• **Auswahl**:
━━━━━━
Zurück auf die Bühne: Sprecher Karsten Migels
von Eurosport fragt Mike nach seinen Ambitionen fürs Rennen. "Nicht aus der Wertung fallen", kommt frech ein Kommentar aus der Mannschaft. Mike grinst: "Ok, dann heute kein Stop an der Würstchenbude." Der Team-Käptn lieferte sich letztes Jahr einen harten Kampf mit Jan Ullrich, wer die 60-km-Runde am langsamsten absolviert. "Nach Jan wollten wir schon eine Suchmeldung rausgeben", erinnert sich Heinz Betz: "Der ist zweimal Kaffee trinken gegangen!"
Als wir dann eine gute Stunde später, nach der launigen Vorstellung aller 60-km-Mannschaften, an den Start gehen, ist die Stimmung recht gelöst. Kein Vergleich mit der Anspannung, die sonst am Start vieler Jedermann-Rennen herrscht. Es wird geflachst und gelacht, bis Michael Makurath, Oberbürgermeister von Ditzingen und Schirmherr des Cups, die Start-Pistole krachen läßt.
Gemütlich geht's in die erste 20-km-Runde,
die neutralisiert gefahren wird. So ist reichlich Zeit für ein Schwätzchen mit Mike, was seine Team-Fahrer auch ausführlich nutzen. Obwohl wir schon eher gemütlich unterwegs sind, laufen wir immer wieder auf die "Gelben" von Tria-Weltmeister Daniel Unger auf, die als erste Truppe hinter dem Wagen der Rennleitung herzuckeln. Mike hat alle Mühe, seine Leute zusammenzuhalten: "Ganz ruhig da vorne - es geht ja bald los."
━━━━━━
[Positionsdaten der Elemente]
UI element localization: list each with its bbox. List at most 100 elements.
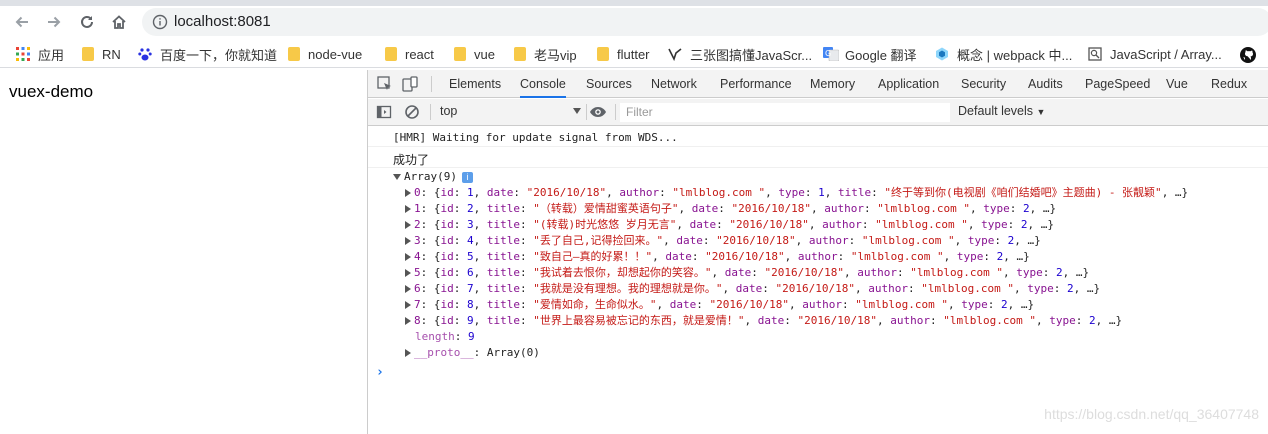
colon: : { [420, 266, 441, 279]
inspect-element-icon[interactable] [377, 76, 393, 92]
home-button[interactable] [107, 10, 131, 34]
chevron-down-icon[interactable] [573, 108, 581, 114]
array-proto[interactable]: __proto__: Array(0) [405, 345, 540, 361]
colon: : [994, 234, 1008, 247]
colon: : [453, 250, 467, 263]
tab-console[interactable]: Console [520, 70, 566, 98]
context-selector[interactable]: top [440, 104, 457, 118]
array-item-row[interactable]: 7: {id: 8, title: "爱情如命，生命似水。", date: "2… [405, 297, 1034, 313]
expand-triangle-icon[interactable] [405, 349, 411, 357]
expand-triangle-icon[interactable] [405, 237, 411, 245]
key: title [486, 314, 520, 327]
bookmark-github[interactable] [1240, 45, 1262, 63]
array-item-row[interactable]: 0: {id: 1, date: "2016/10/18", author: "… [405, 185, 1188, 201]
device-toggle-icon[interactable] [402, 76, 418, 92]
bookmark-baidu[interactable]: 百度一下，你就知道 [138, 45, 277, 63]
key: author [797, 250, 838, 263]
page-viewport: vuex-demo [0, 70, 367, 434]
array-item-row[interactable]: 1: {id: 2, title: "（转载）爱情甜蜜英语句子", date: … [405, 201, 1056, 217]
array-item-row[interactable]: 2: {id: 3, title: "(转载)时光悠悠 岁月无言", date:… [405, 217, 1054, 233]
console-prompt-icon[interactable]: › [376, 365, 384, 380]
key: author [619, 186, 660, 199]
bookmark-flutter[interactable]: flutter [597, 45, 650, 63]
tab-application[interactable]: Application [878, 70, 939, 98]
colon: : [453, 282, 467, 295]
bookmark-vue[interactable]: vue [454, 45, 495, 63]
sidebar-toggle-icon[interactable] [376, 104, 392, 120]
tail: , …} [1003, 250, 1030, 263]
key: date [757, 314, 785, 327]
info-icon[interactable] [152, 14, 168, 33]
expand-triangle-icon[interactable] [405, 285, 411, 293]
tab-security[interactable]: Security [961, 70, 1006, 98]
filter-input[interactable]: Filter [620, 103, 950, 122]
tab-memory[interactable]: Memory [810, 70, 855, 98]
colon: : [871, 186, 885, 199]
expand-triangle-icon[interactable] [405, 221, 411, 229]
key: date [691, 202, 719, 215]
bookmark-js-article[interactable]: 三张图搞懂JavaScr... [668, 45, 812, 63]
success-message: 成功了 [393, 153, 430, 167]
tab-pagespeed[interactable]: PageSpeed [1085, 70, 1150, 98]
folder-icon [288, 47, 300, 61]
expand-triangle-icon[interactable] [405, 253, 411, 261]
array-item-row[interactable]: 4: {id: 5, title: "致自己—真的好累！！", date: "2… [405, 249, 1030, 265]
colon: : [751, 266, 765, 279]
expand-triangle-icon[interactable] [393, 174, 401, 180]
colon: : [520, 298, 534, 311]
bookmark-label: vue [474, 46, 495, 62]
tail: , …} [1161, 186, 1189, 199]
toolbar-divider [615, 104, 616, 120]
bookmark-rn[interactable]: RN [82, 45, 121, 63]
tab-redux[interactable]: Redux [1211, 70, 1247, 98]
log-levels-dropdown[interactable]: Default levels ▼ [958, 104, 1045, 118]
tab-elements[interactable]: Elements [449, 70, 501, 98]
array-item-row[interactable]: 5: {id: 6, title: "我试着去恨你，却想起你的笑容。", dat… [405, 265, 1089, 281]
comma: , [744, 314, 758, 327]
bookmark-node-vue[interactable]: node-vue [288, 45, 362, 63]
colon: : [861, 218, 876, 231]
expand-triangle-icon[interactable] [405, 317, 411, 325]
expand-triangle-icon[interactable] [405, 205, 411, 213]
array-item-row[interactable]: 6: {id: 7, title: "我就是没有理想。我的理想就是你。", da… [405, 281, 1100, 297]
folder-icon [385, 47, 397, 61]
expand-triangle-icon[interactable] [405, 269, 411, 277]
clear-console-icon[interactable] [404, 104, 420, 120]
array-header[interactable]: Array(9) i [393, 169, 473, 185]
key: title [837, 186, 872, 199]
eye-icon[interactable] [589, 104, 606, 120]
key-id: id [440, 282, 454, 295]
value: 2 [1000, 298, 1008, 311]
array-item-row[interactable]: 8: {id: 9, title: "世界上最容易被忘记的东西，就是爱情！" , … [405, 313, 1122, 329]
expand-triangle-icon[interactable] [405, 301, 411, 309]
back-button[interactable] [10, 10, 34, 34]
tab-vue[interactable]: Vue [1166, 70, 1188, 98]
key: author [802, 298, 842, 311]
tab-network[interactable]: Network [651, 70, 697, 98]
value: 2 [1088, 314, 1096, 327]
colon: : [1075, 314, 1089, 327]
colon: : [453, 234, 467, 247]
bookmark-mdn-array[interactable]: JavaScript / Array... [1088, 45, 1222, 63]
forward-button[interactable] [42, 10, 66, 34]
omnibox[interactable]: localhost:8081 [142, 8, 1268, 36]
bookmark-laoma[interactable]: 老马vip [514, 45, 577, 63]
colon: : [691, 250, 706, 263]
expand-triangle-icon[interactable] [405, 189, 411, 197]
key: date [689, 218, 717, 231]
key-id: id [440, 218, 454, 231]
array-item-row[interactable]: 3: {id: 4, title: "丢了自己,记得捡回来。", date: "… [405, 233, 1041, 249]
bookmark-label: 百度一下，你就知道 [160, 47, 278, 63]
bookmark-apps[interactable]: 应用 [16, 45, 64, 63]
comma: , [795, 234, 809, 247]
bookmark-react[interactable]: react [385, 45, 434, 63]
tab-performance[interactable]: Performance [720, 70, 792, 98]
reload-button[interactable] [75, 10, 99, 34]
proto-key: __proto__ [414, 346, 474, 359]
bookmark-webpack[interactable]: 概念 | webpack 中... [935, 45, 1072, 63]
value: "致自己—真的好累！！" [533, 250, 653, 263]
value: 2 [1055, 266, 1063, 279]
tab-sources[interactable]: Sources [586, 70, 632, 98]
bookmark-google-translate[interactable]: G Google 翻译 [823, 45, 917, 63]
tab-audits[interactable]: Audits [1028, 70, 1063, 98]
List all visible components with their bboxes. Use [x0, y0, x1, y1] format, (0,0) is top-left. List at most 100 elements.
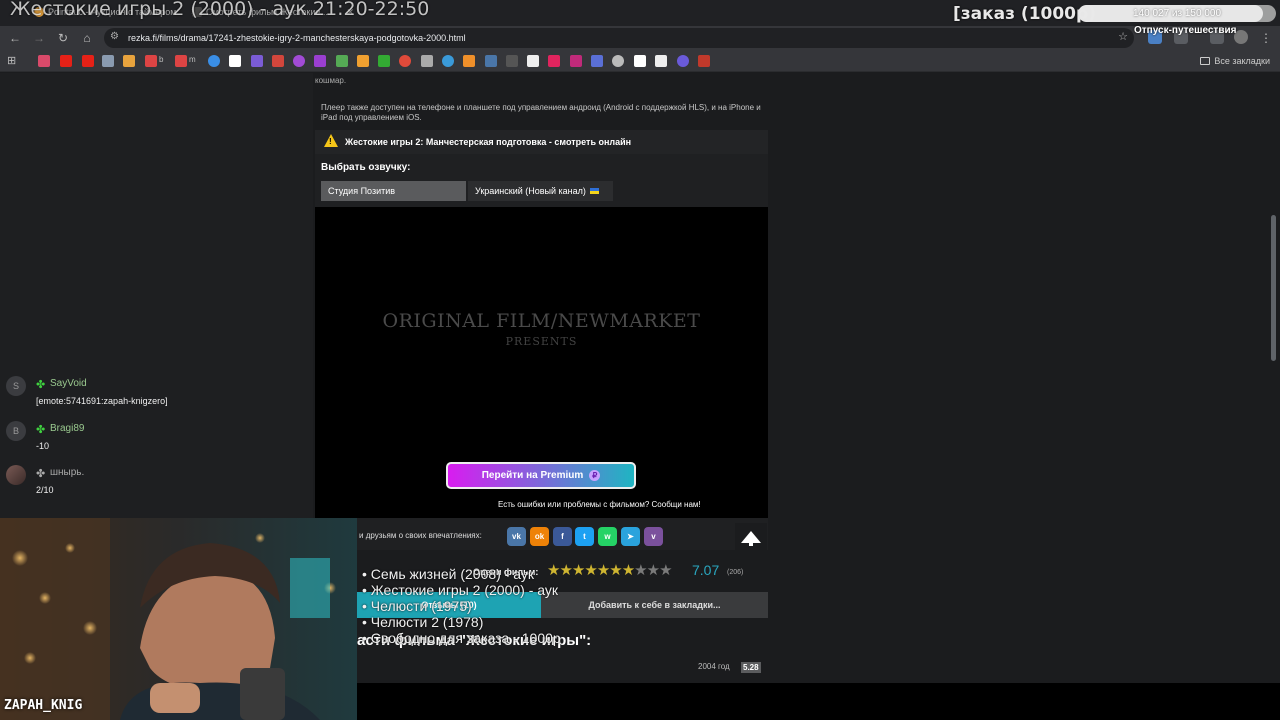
━━━━━━
• **Aufgabenziel**: Fasse den Absatz des Rennberichts, der mit „Als wir dann eine gute Stunde später“ beginnt, als knappe Stichpunktliste zusammen.

• **Endergebnis**:
- Der Start erfolgt eine gute Stunde später, nach der launigen Vorstellung aller 60-km-Mannschaften.
- Die Stimmung am Start ist recht gelöst, ohne die Anspannung, die sonst am Start vieler Jedermann-Rennen herrscht.
- Bis zum Startschuss wird geflachst und gelacht.
- Den Startschuss gibt Michael Makurath, Oberbürgermeister von Ditzingen und Schirmherr des Cups, mit der Start-Pistole.